---------- RECORDS PROVIDED ----------

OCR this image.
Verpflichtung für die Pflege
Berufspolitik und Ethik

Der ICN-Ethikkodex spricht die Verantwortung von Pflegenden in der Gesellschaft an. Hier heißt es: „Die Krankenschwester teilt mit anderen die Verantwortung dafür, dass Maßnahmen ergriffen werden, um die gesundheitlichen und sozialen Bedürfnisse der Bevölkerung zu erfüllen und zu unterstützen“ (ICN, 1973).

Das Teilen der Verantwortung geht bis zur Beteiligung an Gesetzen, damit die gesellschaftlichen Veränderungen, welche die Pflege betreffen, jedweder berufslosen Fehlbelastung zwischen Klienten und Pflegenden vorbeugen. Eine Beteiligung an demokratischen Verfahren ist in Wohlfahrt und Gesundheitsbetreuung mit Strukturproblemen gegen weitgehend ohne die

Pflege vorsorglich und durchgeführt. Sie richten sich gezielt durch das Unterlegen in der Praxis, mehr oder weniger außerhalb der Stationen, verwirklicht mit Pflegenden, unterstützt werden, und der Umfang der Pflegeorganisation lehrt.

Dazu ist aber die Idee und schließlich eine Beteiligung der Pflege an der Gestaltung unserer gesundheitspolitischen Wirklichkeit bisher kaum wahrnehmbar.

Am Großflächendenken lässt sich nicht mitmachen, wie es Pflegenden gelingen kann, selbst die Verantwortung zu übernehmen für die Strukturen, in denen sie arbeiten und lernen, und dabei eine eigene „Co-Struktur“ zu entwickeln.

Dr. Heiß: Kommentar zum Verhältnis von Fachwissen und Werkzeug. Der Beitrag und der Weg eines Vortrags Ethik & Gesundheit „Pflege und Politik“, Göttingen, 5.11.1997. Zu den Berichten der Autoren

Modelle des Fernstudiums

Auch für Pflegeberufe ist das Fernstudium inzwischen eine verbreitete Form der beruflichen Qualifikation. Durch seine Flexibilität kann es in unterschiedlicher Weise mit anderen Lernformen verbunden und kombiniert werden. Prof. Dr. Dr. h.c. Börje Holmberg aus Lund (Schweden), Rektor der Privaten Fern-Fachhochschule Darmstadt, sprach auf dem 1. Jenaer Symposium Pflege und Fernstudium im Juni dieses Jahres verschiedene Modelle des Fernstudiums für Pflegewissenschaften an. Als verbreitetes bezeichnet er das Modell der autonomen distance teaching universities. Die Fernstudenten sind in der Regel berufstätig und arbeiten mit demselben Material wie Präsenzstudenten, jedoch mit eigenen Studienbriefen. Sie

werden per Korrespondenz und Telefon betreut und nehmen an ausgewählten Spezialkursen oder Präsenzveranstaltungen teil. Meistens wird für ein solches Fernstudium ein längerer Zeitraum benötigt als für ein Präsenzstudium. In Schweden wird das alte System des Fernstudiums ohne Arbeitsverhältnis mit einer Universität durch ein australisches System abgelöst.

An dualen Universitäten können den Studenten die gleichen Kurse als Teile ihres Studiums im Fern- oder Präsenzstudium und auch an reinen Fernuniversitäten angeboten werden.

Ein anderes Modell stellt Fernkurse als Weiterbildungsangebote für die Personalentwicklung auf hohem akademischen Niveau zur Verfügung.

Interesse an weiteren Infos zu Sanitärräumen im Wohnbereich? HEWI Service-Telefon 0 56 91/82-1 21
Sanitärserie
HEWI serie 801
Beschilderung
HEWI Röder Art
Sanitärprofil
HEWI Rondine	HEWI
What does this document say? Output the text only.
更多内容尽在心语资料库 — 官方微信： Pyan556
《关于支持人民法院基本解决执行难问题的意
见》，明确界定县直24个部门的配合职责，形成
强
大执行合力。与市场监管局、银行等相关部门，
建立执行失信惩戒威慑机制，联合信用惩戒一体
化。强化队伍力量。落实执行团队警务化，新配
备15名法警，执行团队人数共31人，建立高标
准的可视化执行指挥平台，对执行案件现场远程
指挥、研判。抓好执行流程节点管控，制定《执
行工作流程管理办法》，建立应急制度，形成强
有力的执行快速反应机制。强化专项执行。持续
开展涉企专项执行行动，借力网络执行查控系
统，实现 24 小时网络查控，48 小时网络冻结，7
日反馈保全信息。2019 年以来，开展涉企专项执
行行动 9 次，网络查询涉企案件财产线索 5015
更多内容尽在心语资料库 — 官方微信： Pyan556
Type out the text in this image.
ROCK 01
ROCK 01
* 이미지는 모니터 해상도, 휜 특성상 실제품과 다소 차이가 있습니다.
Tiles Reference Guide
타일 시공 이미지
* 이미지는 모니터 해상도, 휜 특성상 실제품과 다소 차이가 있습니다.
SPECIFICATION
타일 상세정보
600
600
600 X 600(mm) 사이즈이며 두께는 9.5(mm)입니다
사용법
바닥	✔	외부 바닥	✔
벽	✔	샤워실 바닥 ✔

----------

• _SHORT TASK_: Please quote the data above in full, with no line missing.

• _ANSWER TO THE TASK_:
OCR this image.
Verpflichtung für die Pflege
Berufspolitik und Ethik

Der ICN-Ethikkodex spricht die Verantwortung von Pflegenden in der Gesellschaft an. Hier heißt es: „Die Krankenschwester teilt mit anderen die Verantwortung dafür, dass Maßnahmen ergriffen werden, um die gesundheitlichen und sozialen Bedürfnisse der Bevölkerung zu erfüllen und zu unterstützen“ (ICN, 1973).

Das Teilen der Verantwortung geht bis zur Beteiligung an Gesetzen, damit die gesellschaftlichen Veränderungen, welche die Pflege betreffen, jedweder berufslosen Fehlbelastung zwischen Klienten und Pflegenden vorbeugen. Eine Beteiligung an demokratischen Verfahren ist in Wohlfahrt und Gesundheitsbetreuung mit Strukturproblemen gegen weitgehend ohne die

Pflege vorsorglich und durchgeführt. Sie richten sich gezielt durch das Unterlegen in der Praxis, mehr oder weniger außerhalb der Stationen, verwirklicht mit Pflegenden, unterstützt werden, und der Umfang der Pflegeorganisation lehrt.

Dazu ist aber die Idee und schließlich eine Beteiligung der Pflege an der Gestaltung unserer gesundheitspolitischen Wirklichkeit bisher kaum wahrnehmbar.

Am Großflächendenken lässt sich nicht mitmachen, wie es Pflegenden gelingen kann, selbst die Verantwortung zu übernehmen für die Strukturen, in denen sie arbeiten und lernen, und dabei eine eigene „Co-Struktur“ zu entwickeln.

Dr. Heiß: Kommentar zum Verhältnis von Fachwissen und Werkzeug. Der Beitrag und der Weg eines Vortrags Ethik & Gesundheit „Pflege und Politik“, Göttingen, 5.11.1997. Zu den Berichten der Autoren

Modelle des Fernstudiums

Auch für Pflegeberufe ist das Fernstudium inzwischen eine verbreitete Form der beruflichen Qualifikation. Durch seine Flexibilität kann es in unterschiedlicher Weise mit anderen Lernformen verbunden und kombiniert werden. Prof. Dr. Dr. h.c. Börje Holmberg aus Lund (Schweden), Rektor der Privaten Fern-Fachhochschule Darmstadt, sprach auf dem 1. Jenaer Symposium Pflege und Fernstudium im Juni dieses Jahres verschiedene Modelle des Fernstudiums für Pflegewissenschaften an. Als verbreitetes bezeichnet er das Modell der autonomen distance teaching universities. Die Fernstudenten sind in der Regel berufstätig und arbeiten mit demselben Material wie Präsenzstudenten, jedoch mit eigenen Studienbriefen. Sie

werden per Korrespondenz und Telefon betreut und nehmen an ausgewählten Spezialkursen oder Präsenzveranstaltungen teil. Meistens wird für ein solches Fernstudium ein längerer Zeitraum benötigt als für ein Präsenzstudium. In Schweden wird das alte System des Fernstudiums ohne Arbeitsverhältnis mit einer Universität durch ein australisches System abgelöst.

An dualen Universitäten können den Studenten die gleichen Kurse als Teile ihres Studiums im Fern- oder Präsenzstudium und auch an reinen Fernuniversitäten angeboten werden.

Ein anderes Modell stellt Fernkurse als Weiterbildungsangebote für die Personalentwicklung auf hohem akademischen Niveau zur Verfügung.

Interesse an weiteren Infos zu Sanitärräumen im Wohnbereich? HEWI Service-Telefon 0 56 91/82-1 21
Sanitärserie
HEWI serie 801
Beschilderung
HEWI Röder Art
Sanitärprofil
HEWI Rondine	HEWI
What does this document say? Output the text only.
更多内容尽在心语资料库 — 官方微信： Pyan556
《关于支持人民法院基本解决执行难问题的意
见》，明确界定县直24个部门的配合职责，形成
强
大执行合力。与市场监管局、银行等相关部门，
建立执行失信惩戒威慑机制，联合信用惩戒一体
化。强化队伍力量。落实执行团队警务化，新配
备15名法警，执行团队人数共31人，建立高标
准的可视化执行指挥平台，对执行案件现场远程
指挥、研判。抓好执行流程节点管控，制定《执
行工作流程管理办法》，建立应急制度，形成强
有力的执行快速反应机制。强化专项执行。持续
开展涉企专项执行行动，借力网络执行查控系
统，实现 24 小时网络查控，48 小时网络冻结，7
日反馈保全信息。2019 年以来，开展涉企专项执
行行动 9 次，网络查询涉企案件财产线索 5015
更多内容尽在心语资料库 — 官方微信： Pyan556
Type out the text in this image.
ROCK 01
ROCK 01
* 이미지는 모니터 해상도, 휜 특성상 실제품과 다소 차이가 있습니다.
Tiles Reference Guide
타일 시공 이미지
* 이미지는 모니터 해상도, 휜 특성상 실제품과 다소 차이가 있습니다.
SPECIFICATION
타일 상세정보
600
600
600 X 600(mm) 사이즈이며 두께는 9.5(mm)입니다
사용법
바닥	✔	외부 바닥	✔
벽	✔	샤워실 바닥 ✔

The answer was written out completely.